SUPPLIED DATA:
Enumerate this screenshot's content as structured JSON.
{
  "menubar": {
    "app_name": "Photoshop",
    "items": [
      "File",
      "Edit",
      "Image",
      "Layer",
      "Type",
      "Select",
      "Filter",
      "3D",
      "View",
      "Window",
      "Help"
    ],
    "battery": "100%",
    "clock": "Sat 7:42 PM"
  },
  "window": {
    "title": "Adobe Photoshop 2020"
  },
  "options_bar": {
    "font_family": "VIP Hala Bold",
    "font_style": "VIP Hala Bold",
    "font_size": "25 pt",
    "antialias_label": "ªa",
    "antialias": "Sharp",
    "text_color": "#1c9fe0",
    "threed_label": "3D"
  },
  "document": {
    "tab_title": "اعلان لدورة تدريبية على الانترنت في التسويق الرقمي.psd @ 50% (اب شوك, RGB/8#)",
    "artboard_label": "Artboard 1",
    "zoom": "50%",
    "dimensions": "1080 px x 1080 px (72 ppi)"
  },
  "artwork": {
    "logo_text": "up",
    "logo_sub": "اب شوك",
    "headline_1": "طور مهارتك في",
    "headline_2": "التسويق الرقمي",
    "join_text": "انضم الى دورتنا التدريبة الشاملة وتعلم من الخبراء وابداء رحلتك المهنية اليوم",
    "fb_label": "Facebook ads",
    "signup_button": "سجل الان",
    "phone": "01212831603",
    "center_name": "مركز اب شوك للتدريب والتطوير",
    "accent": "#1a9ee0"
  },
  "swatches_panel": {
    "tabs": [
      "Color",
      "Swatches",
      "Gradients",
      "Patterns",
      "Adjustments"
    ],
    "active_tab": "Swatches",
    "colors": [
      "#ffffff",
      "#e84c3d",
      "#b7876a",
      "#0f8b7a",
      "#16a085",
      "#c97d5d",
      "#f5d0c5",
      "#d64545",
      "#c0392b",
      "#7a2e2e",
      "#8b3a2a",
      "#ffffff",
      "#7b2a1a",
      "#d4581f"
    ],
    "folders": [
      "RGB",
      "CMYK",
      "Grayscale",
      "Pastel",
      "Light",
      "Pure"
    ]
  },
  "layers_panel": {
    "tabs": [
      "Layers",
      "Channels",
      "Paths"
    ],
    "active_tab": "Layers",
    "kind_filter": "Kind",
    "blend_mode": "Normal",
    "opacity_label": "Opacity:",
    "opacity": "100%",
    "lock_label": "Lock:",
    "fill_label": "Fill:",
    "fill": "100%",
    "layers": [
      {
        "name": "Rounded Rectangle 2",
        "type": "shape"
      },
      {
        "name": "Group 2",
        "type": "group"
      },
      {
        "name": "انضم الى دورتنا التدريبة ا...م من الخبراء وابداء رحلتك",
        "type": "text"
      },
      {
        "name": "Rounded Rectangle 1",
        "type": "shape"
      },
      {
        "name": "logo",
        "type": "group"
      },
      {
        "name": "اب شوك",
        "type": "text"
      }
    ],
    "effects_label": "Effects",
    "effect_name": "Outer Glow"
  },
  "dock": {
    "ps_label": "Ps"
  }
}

TASK:
Exactly reproduce every record.

FINISHED EXERCISE:
Enumerate this screenshot's content as structured JSON.
{
  "menubar": {
    "app_name": "Photoshop",
    "items": [
      "File",
      "Edit",
      "Image",
      "Layer",
      "Type",
      "Select",
      "Filter",
      "3D",
      "View",
      "Window",
      "Help"
    ],
    "battery": "100%",
    "clock": "Sat 7:42 PM"
  },
  "window": {
    "title": "Adobe Photoshop 2020"
  },
  "options_bar": {
    "font_family": "VIP Hala Bold",
    "font_style": "VIP Hala Bold",
    "font_size": "25 pt",
    "antialias_label": "ªa",
    "antialias": "Sharp",
    "text_color": "#1c9fe0",
    "threed_label": "3D"
  },
  "document": {
    "tab_title": "اعلان لدورة تدريبية على الانترنت في التسويق الرقمي.psd @ 50% (اب شوك, RGB/8#)",
    "artboard_label": "Artboard 1",
    "zoom": "50%",
    "dimensions": "1080 px x 1080 px (72 ppi)"
  },
  "artwork": {
    "logo_text": "up",
    "logo_sub": "اب شوك",
    "headline_1": "طور مهارتك في",
    "headline_2": "التسويق الرقمي",
    "join_text": "انضم الى دورتنا التدريبة الشاملة وتعلم من الخبراء وابداء رحلتك المهنية اليوم",
    "fb_label": "Facebook ads",
    "signup_button": "سجل الان",
    "phone": "01212831603",
    "center_name": "مركز اب شوك للتدريب والتطوير",
    "accent": "#1a9ee0"
  },
  "swatches_panel": {
    "tabs": [
      "Color",
      "Swatches",
      "Gradients",
      "Patterns",
      "Adjustments"
    ],
    "active_tab": "Swatches",
    "colors": [
      "#ffffff",
      "#e84c3d",
      "#b7876a",
      "#0f8b7a",
      "#16a085",
      "#c97d5d",
      "#f5d0c5",
      "#d64545",
      "#c0392b",
      "#7a2e2e",
      "#8b3a2a",
      "#ffffff",
      "#7b2a1a",
      "#d4581f"
    ],
    "folders": [
      "RGB",
      "CMYK",
      "Grayscale",
      "Pastel",
      "Light",
      "Pure"
    ]
  },
  "layers_panel": {
    "tabs": [
      "Layers",
      "Channels",
      "Paths"
    ],
    "active_tab": "Layers",
    "kind_filter": "Kind",
    "blend_mode": "Normal",
    "opacity_label": "Opacity:",
    "opacity": "100%",
    "lock_label": "Lock:",
    "fill_label": "Fill:",
    "fill": "100%",
    "layers": [
      {
        "name": "Rounded Rectangle 2",
        "type": "shape"
      },
      {
        "name": "Group 2",
        "type": "group"
      },
      {
        "name": "انضم الى دورتنا التدريبة ا...م من الخبراء وابداء رحلتك",
        "type": "text"
      },
      {
        "name": "Rounded Rectangle 1",
        "type": "shape"
      },
      {
        "name": "logo",
        "type": "group"
      },
      {
        "name": "اب شوك",
        "type": "text"
      }
    ],
    "effects_label": "Effects",
    "effect_name": "Outer Glow"
  },
  "dock": {
    "ps_label": "Ps"
  }
}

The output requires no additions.